##### Supplied data

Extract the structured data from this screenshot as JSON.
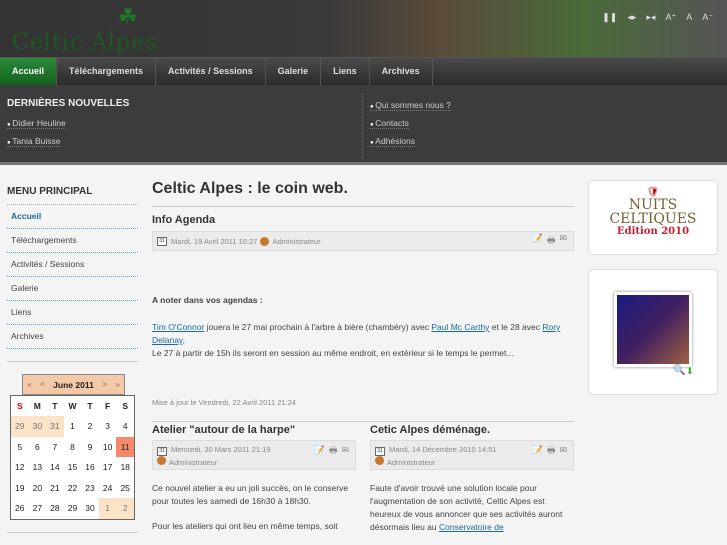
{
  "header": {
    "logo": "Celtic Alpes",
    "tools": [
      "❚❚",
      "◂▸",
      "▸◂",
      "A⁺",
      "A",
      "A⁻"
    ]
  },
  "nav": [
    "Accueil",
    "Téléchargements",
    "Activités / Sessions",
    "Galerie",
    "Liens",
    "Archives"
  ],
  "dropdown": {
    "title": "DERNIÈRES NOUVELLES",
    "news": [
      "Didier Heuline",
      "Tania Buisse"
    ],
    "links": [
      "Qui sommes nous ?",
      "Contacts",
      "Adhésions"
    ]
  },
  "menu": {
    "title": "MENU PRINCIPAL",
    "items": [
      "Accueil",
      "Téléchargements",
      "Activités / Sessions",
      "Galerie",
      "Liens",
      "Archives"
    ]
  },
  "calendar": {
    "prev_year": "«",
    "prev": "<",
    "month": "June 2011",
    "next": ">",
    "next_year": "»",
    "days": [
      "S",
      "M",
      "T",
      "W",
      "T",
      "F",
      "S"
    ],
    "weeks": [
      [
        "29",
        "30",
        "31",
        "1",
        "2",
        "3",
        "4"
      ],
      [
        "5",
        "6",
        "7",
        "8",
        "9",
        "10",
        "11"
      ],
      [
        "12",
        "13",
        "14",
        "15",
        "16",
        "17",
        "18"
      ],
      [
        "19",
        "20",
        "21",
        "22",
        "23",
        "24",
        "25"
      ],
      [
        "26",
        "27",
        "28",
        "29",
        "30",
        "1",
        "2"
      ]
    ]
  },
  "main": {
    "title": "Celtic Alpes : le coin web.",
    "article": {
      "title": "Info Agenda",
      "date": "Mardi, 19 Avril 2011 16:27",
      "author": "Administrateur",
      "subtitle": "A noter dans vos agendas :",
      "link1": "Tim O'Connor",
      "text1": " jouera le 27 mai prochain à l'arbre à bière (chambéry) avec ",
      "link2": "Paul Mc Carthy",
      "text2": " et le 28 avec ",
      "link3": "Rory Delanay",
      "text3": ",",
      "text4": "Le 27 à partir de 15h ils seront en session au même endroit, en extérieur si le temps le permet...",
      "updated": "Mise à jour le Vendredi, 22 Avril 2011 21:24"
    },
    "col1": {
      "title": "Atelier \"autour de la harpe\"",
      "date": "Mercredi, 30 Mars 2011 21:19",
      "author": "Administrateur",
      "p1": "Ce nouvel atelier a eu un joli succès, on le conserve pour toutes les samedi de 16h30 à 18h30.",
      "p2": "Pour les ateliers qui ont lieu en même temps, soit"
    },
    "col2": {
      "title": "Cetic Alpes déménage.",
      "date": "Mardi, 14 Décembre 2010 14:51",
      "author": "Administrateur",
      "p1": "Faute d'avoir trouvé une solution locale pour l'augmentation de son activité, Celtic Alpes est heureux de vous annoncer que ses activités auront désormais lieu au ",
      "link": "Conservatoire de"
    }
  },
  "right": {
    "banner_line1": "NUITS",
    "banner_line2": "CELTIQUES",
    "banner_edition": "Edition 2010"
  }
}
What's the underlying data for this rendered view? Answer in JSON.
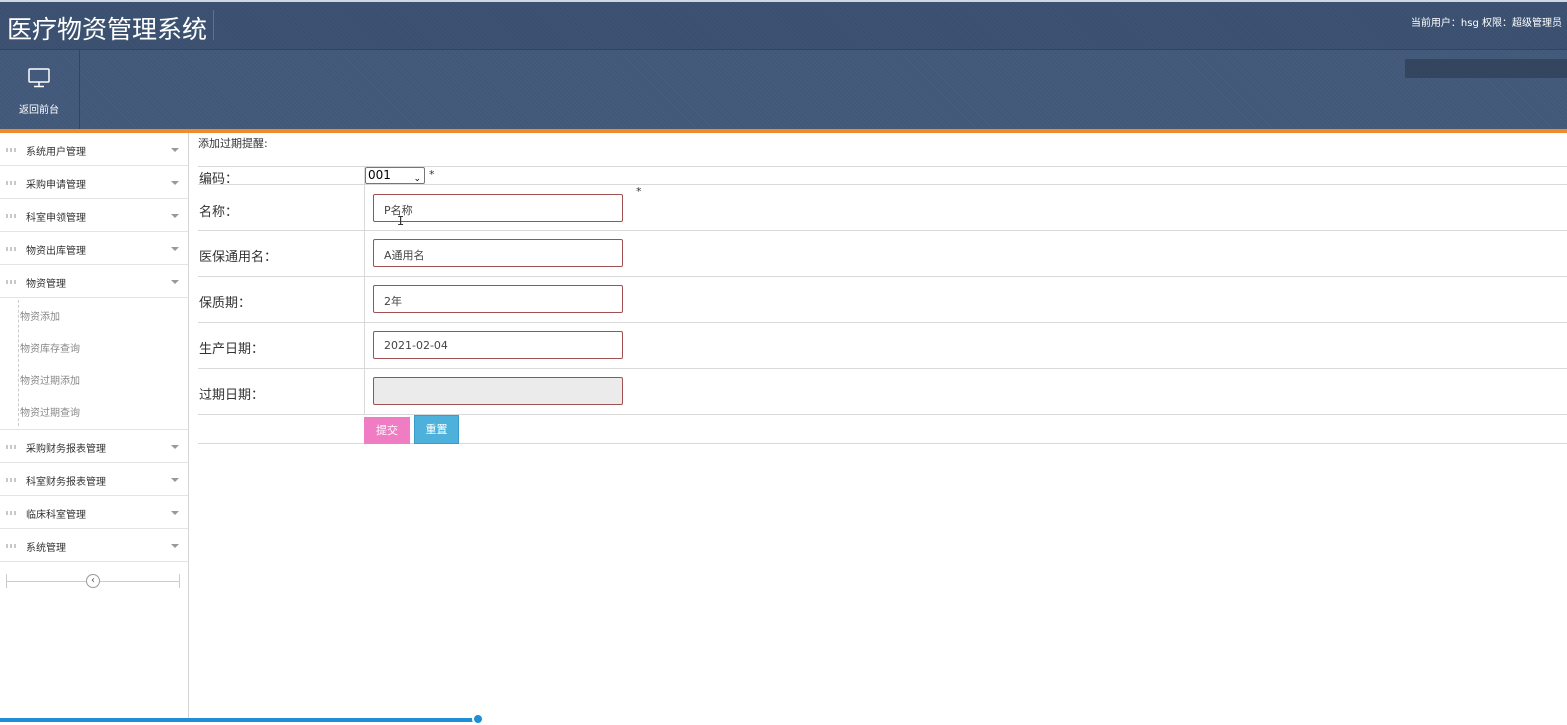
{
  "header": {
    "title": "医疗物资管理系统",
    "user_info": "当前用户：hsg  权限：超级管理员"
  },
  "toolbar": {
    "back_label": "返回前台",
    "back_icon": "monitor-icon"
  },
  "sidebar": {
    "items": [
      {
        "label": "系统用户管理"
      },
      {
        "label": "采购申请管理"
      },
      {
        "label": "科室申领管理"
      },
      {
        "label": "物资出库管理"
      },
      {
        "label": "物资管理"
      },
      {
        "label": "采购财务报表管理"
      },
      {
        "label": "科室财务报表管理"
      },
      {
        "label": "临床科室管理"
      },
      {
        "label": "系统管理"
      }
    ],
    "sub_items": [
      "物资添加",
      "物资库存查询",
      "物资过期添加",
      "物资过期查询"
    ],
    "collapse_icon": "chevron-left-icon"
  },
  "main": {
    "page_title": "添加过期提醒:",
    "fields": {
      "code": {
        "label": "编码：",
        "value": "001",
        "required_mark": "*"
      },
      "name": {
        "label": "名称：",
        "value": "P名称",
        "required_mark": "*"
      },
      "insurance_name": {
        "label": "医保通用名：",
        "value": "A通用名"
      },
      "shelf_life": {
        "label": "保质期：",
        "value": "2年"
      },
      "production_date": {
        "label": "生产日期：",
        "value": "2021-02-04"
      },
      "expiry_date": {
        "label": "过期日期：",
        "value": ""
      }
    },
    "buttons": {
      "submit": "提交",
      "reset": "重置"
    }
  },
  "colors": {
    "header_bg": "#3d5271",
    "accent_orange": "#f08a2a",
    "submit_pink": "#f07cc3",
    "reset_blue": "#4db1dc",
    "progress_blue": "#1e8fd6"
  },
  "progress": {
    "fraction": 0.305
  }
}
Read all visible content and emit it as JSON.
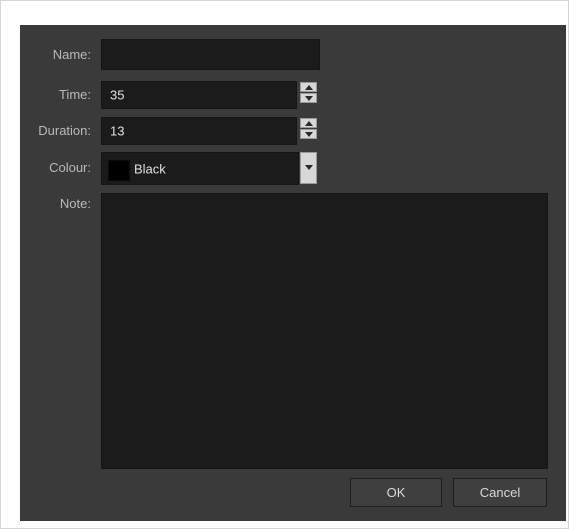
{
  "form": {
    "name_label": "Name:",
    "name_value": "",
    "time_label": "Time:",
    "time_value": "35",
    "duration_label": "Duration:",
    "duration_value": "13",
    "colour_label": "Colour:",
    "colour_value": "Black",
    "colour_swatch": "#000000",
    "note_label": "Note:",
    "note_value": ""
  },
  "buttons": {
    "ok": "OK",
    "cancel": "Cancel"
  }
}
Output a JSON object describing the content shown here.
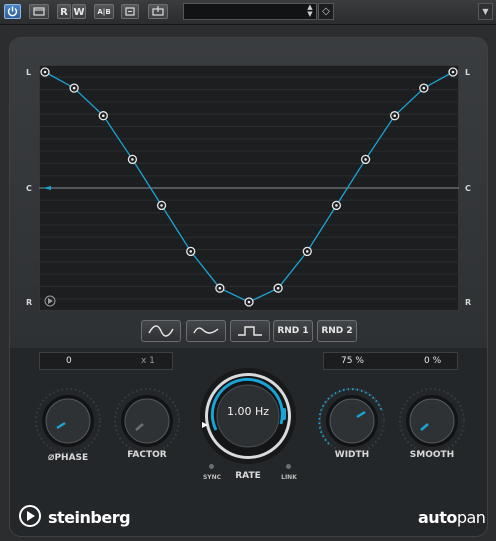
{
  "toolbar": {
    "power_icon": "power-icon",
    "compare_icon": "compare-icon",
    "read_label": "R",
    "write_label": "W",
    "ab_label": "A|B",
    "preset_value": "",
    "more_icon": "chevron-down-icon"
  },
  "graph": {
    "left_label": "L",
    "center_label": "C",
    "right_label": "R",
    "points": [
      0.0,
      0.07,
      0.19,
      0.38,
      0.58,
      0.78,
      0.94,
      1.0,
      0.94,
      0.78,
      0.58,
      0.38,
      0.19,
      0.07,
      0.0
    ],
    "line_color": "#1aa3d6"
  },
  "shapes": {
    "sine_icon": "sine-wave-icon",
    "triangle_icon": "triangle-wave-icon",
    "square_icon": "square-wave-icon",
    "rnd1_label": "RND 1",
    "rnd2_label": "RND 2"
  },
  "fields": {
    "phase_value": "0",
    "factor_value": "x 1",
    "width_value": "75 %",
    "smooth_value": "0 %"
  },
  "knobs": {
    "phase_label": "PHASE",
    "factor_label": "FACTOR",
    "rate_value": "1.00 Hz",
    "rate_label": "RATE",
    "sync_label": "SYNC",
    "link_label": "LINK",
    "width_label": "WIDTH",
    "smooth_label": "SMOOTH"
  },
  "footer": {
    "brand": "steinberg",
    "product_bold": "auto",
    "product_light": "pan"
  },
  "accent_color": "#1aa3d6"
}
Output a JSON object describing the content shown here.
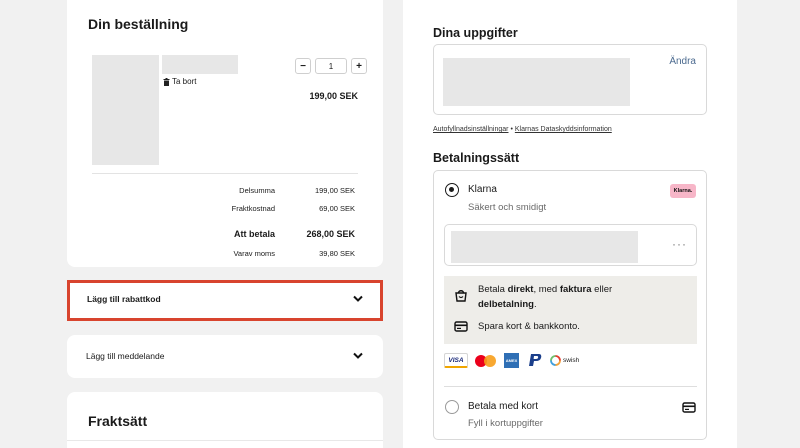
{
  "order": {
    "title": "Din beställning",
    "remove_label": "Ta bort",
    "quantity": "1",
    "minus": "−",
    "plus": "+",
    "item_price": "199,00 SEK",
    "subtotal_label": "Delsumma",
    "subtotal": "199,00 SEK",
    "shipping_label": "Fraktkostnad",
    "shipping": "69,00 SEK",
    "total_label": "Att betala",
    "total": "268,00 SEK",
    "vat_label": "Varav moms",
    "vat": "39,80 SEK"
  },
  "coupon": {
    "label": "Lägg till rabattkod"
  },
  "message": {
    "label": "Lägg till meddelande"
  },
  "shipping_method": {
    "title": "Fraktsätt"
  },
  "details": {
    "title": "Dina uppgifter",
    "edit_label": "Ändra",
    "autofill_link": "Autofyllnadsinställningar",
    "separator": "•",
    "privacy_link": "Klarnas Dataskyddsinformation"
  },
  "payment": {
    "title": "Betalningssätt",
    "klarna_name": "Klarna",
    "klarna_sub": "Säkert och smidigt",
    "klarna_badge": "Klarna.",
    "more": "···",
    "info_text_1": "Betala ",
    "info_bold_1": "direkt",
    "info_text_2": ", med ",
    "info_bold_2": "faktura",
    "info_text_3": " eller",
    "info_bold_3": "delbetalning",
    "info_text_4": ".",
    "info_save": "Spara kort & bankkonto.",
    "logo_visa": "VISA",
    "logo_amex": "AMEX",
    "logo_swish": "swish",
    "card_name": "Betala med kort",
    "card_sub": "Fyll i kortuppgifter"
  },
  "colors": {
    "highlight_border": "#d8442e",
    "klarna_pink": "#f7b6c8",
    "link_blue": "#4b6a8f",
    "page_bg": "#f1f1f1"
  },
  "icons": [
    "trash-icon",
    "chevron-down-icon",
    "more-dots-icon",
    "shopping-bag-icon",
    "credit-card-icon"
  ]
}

##########

How many lines of these entries contain the string "temps"? Reply with the number alone.

▶ **Result for this task**:
2